What the task requires
Write each line out exactly, leaving none out.

____ Material for this exercise

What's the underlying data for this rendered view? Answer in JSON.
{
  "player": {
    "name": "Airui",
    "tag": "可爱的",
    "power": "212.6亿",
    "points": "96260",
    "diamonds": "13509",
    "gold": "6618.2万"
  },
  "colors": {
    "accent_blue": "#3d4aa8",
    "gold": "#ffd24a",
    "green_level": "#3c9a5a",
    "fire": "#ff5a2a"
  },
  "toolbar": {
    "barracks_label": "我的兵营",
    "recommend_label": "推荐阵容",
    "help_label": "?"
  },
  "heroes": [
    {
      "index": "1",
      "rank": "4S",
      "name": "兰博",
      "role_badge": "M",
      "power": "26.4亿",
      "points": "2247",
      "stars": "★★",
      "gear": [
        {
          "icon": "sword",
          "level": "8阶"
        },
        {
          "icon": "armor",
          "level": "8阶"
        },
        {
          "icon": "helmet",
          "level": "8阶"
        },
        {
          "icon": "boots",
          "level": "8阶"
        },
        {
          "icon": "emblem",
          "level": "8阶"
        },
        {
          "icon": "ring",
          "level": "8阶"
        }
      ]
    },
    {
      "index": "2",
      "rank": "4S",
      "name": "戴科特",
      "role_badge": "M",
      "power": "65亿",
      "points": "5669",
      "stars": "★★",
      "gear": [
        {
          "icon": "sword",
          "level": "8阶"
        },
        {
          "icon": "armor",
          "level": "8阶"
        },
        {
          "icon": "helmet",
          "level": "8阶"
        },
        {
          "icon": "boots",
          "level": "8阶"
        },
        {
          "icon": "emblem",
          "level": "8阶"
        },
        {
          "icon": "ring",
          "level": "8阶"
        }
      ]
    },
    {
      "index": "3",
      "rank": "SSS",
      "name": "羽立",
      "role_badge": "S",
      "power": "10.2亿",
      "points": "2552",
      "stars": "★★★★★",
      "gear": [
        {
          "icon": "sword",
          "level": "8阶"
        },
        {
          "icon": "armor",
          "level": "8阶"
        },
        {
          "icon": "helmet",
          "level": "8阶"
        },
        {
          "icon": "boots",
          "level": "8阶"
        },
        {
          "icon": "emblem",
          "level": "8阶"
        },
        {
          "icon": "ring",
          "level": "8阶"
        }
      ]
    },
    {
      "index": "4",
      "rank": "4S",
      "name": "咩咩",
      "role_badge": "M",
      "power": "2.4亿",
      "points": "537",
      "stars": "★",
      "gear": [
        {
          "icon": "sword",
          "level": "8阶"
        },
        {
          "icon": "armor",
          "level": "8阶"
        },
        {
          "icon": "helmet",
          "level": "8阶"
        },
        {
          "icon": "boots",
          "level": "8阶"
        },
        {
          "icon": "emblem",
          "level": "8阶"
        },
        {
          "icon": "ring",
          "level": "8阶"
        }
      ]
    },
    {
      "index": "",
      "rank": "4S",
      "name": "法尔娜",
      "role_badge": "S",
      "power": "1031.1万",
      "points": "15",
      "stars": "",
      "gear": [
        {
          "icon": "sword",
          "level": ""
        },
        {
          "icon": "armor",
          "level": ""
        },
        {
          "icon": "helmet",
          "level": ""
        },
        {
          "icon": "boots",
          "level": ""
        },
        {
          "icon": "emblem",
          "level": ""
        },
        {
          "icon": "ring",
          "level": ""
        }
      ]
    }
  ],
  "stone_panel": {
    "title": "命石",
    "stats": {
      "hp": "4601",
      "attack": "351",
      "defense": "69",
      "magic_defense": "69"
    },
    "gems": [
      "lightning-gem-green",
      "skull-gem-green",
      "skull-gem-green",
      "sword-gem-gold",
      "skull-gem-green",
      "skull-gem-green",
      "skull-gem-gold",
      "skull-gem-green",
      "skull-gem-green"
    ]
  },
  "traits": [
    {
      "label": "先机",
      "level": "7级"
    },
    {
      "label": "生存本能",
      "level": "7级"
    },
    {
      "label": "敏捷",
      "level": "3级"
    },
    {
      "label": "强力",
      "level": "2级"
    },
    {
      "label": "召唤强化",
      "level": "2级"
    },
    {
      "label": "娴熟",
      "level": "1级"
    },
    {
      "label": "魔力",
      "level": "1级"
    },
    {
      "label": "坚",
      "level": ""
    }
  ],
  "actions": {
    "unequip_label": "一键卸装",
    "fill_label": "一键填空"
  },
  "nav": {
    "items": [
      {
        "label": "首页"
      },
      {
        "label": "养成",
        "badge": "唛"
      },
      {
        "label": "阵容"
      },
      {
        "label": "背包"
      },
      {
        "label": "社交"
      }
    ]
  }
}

________

Answer below
What's the underlying data for this rendered view? Answer in JSON.
{
  "player": {
    "name": "Airui",
    "tag": "可爱的",
    "power": "212.6亿",
    "points": "96260",
    "diamonds": "13509",
    "gold": "6618.2万"
  },
  "colors": {
    "accent_blue": "#3d4aa8",
    "gold": "#ffd24a",
    "green_level": "#3c9a5a",
    "fire": "#ff5a2a"
  },
  "toolbar": {
    "barracks_label": "我的兵营",
    "recommend_label": "推荐阵容",
    "help_label": "?"
  },
  "heroes": [
    {
      "index": "1",
      "rank": "4S",
      "name": "兰博",
      "role_badge": "M",
      "power": "26.4亿",
      "points": "2247",
      "stars": "★★",
      "gear": [
        {
          "icon": "sword",
          "level": "8阶"
        },
        {
          "icon": "armor",
          "level": "8阶"
        },
        {
          "icon": "helmet",
          "level": "8阶"
        },
        {
          "icon": "boots",
          "level": "8阶"
        },
        {
          "icon": "emblem",
          "level": "8阶"
        },
        {
          "icon": "ring",
          "level": "8阶"
        }
      ]
    },
    {
      "index": "2",
      "rank": "4S",
      "name": "戴科特",
      "role_badge": "M",
      "power": "65亿",
      "points": "5669",
      "stars": "★★",
      "gear": [
        {
          "icon": "sword",
          "level": "8阶"
        },
        {
          "icon": "armor",
          "level": "8阶"
        },
        {
          "icon": "helmet",
          "level": "8阶"
        },
        {
          "icon": "boots",
          "level": "8阶"
        },
        {
          "icon": "emblem",
          "level": "8阶"
        },
        {
          "icon": "ring",
          "level": "8阶"
        }
      ]
    },
    {
      "index": "3",
      "rank": "SSS",
      "name": "羽立",
      "role_badge": "S",
      "power": "10.2亿",
      "points": "2552",
      "stars": "★★★★★",
      "gear": [
        {
          "icon": "sword",
          "level": "8阶"
        },
        {
          "icon": "armor",
          "level": "8阶"
        },
        {
          "icon": "helmet",
          "level": "8阶"
        },
        {
          "icon": "boots",
          "level": "8阶"
        },
        {
          "icon": "emblem",
          "level": "8阶"
        },
        {
          "icon": "ring",
          "level": "8阶"
        }
      ]
    },
    {
      "index": "4",
      "rank": "4S",
      "name": "咩咩",
      "role_badge": "M",
      "power": "2.4亿",
      "points": "537",
      "stars": "★",
      "gear": [
        {
          "icon": "sword",
          "level": "8阶"
        },
        {
          "icon": "armor",
          "level": "8阶"
        },
        {
          "icon": "helmet",
          "level": "8阶"
        },
        {
          "icon": "boots",
          "level": "8阶"
        },
        {
          "icon": "emblem",
          "level": "8阶"
        },
        {
          "icon": "ring",
          "level": "8阶"
        }
      ]
    },
    {
      "index": "",
      "rank": "4S",
      "name": "法尔娜",
      "role_badge": "S",
      "power": "1031.1万",
      "points": "15",
      "stars": "",
      "gear": [
        {
          "icon": "sword",
          "level": ""
        },
        {
          "icon": "armor",
          "level": ""
        },
        {
          "icon": "helmet",
          "level": ""
        },
        {
          "icon": "boots",
          "level": ""
        },
        {
          "icon": "emblem",
          "level": ""
        },
        {
          "icon": "ring",
          "level": ""
        }
      ]
    }
  ],
  "stone_panel": {
    "title": "命石",
    "stats": {
      "hp": "4601",
      "attack": "351",
      "defense": "69",
      "magic_defense": "69"
    },
    "gems": [
      "lightning-gem-green",
      "skull-gem-green",
      "skull-gem-green",
      "sword-gem-gold",
      "skull-gem-green",
      "skull-gem-green",
      "skull-gem-gold",
      "skull-gem-green",
      "skull-gem-green"
    ]
  },
  "traits": [
    {
      "label": "先机",
      "level": "7级"
    },
    {
      "label": "生存本能",
      "level": "7级"
    },
    {
      "label": "敏捷",
      "level": "3级"
    },
    {
      "label": "强力",
      "level": "2级"
    },
    {
      "label": "召唤强化",
      "level": "2级"
    },
    {
      "label": "娴熟",
      "level": "1级"
    },
    {
      "label": "魔力",
      "level": "1级"
    },
    {
      "label": "坚",
      "level": ""
    }
  ],
  "actions": {
    "unequip_label": "一键卸装",
    "fill_label": "一键填空"
  },
  "nav": {
    "items": [
      {
        "label": "首页"
      },
      {
        "label": "养成",
        "badge": "唛"
      },
      {
        "label": "阵容"
      },
      {
        "label": "背包"
      },
      {
        "label": "社交"
      }
    ]
  }
}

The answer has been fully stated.